### Given request
Tally the lines in the data that follows that include the word "employees", and report nothing but the total.

======== Listed entries ========

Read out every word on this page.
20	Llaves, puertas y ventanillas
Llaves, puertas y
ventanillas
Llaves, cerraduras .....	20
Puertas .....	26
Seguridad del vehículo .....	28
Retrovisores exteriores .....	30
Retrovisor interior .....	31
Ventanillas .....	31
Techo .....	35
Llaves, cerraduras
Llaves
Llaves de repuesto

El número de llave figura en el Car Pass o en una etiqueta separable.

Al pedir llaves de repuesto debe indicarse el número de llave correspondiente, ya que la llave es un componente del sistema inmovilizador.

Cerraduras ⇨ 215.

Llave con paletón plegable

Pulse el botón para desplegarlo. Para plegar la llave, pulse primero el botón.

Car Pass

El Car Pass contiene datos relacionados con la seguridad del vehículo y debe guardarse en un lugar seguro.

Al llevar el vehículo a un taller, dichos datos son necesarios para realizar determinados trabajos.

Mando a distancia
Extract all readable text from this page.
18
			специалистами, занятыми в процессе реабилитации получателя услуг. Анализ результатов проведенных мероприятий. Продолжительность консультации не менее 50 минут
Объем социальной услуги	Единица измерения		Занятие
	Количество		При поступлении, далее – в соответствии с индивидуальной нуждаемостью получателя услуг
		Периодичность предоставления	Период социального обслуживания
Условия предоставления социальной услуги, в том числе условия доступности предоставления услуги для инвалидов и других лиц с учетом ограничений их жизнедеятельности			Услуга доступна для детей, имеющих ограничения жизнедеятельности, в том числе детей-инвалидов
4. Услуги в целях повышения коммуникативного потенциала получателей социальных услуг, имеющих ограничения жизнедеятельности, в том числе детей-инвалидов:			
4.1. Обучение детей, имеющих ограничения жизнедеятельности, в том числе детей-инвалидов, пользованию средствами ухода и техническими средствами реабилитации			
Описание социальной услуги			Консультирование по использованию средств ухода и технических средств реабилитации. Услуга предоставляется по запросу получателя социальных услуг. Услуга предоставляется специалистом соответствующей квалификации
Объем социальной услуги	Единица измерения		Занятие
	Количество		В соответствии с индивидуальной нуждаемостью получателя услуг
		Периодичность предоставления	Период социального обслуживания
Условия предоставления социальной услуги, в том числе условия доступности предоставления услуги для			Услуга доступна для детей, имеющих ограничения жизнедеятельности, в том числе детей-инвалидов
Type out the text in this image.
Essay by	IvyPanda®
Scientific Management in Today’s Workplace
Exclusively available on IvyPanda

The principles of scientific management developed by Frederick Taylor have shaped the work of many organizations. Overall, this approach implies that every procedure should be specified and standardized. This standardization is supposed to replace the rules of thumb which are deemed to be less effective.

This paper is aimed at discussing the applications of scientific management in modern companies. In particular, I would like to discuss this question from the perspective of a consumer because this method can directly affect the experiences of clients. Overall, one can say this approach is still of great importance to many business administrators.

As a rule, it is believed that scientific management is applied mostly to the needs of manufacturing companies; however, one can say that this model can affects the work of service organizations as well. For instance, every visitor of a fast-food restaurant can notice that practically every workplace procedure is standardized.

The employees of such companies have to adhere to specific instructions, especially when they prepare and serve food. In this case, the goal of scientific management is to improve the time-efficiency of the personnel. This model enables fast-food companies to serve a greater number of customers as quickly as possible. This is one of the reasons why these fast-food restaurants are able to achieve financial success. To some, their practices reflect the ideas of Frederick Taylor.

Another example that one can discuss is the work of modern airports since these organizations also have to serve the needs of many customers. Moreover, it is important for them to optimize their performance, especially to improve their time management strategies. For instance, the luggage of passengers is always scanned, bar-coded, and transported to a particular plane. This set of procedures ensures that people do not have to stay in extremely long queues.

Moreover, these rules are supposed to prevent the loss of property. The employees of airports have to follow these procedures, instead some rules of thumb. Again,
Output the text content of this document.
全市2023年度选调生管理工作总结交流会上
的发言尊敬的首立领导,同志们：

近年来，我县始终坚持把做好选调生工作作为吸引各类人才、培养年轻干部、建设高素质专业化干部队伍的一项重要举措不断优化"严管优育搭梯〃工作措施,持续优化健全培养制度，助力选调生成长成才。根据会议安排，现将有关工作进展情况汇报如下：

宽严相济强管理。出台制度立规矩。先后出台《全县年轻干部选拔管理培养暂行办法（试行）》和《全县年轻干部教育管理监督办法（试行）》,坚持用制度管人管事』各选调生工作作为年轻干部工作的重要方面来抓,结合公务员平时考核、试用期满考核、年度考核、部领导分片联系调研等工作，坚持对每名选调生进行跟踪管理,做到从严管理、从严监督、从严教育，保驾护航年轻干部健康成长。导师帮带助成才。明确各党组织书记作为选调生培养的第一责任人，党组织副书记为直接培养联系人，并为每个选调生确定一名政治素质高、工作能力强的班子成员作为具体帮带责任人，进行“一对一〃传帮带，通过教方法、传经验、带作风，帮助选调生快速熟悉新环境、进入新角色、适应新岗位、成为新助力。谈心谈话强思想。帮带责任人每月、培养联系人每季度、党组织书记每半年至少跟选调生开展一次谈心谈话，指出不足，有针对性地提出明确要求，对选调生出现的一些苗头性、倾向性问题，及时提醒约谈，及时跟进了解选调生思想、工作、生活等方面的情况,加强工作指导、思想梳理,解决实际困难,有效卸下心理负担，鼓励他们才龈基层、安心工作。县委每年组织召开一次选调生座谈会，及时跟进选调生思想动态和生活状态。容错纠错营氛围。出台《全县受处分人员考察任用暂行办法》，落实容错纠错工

========

### Task response
2